Lines of data:
## Begin
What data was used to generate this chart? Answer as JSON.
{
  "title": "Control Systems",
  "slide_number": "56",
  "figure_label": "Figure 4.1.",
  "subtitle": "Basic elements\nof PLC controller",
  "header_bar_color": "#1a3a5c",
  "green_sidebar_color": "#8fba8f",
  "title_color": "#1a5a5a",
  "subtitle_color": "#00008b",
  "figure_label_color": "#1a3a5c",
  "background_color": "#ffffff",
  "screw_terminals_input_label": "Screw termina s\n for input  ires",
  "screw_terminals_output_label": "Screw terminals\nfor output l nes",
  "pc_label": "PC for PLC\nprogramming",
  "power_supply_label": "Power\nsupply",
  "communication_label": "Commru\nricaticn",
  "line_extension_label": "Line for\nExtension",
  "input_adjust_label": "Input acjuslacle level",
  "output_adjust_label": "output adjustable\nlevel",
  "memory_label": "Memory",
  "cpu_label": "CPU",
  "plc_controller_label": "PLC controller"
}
## End
What you will do:
Keep only the lines that hold the string "output", and copy them out.

Response to the task:
  "screw_terminals_output_label": "Screw terminals\nfor output l nes",
  "output_adjust_label": "output adjustable\nlevel",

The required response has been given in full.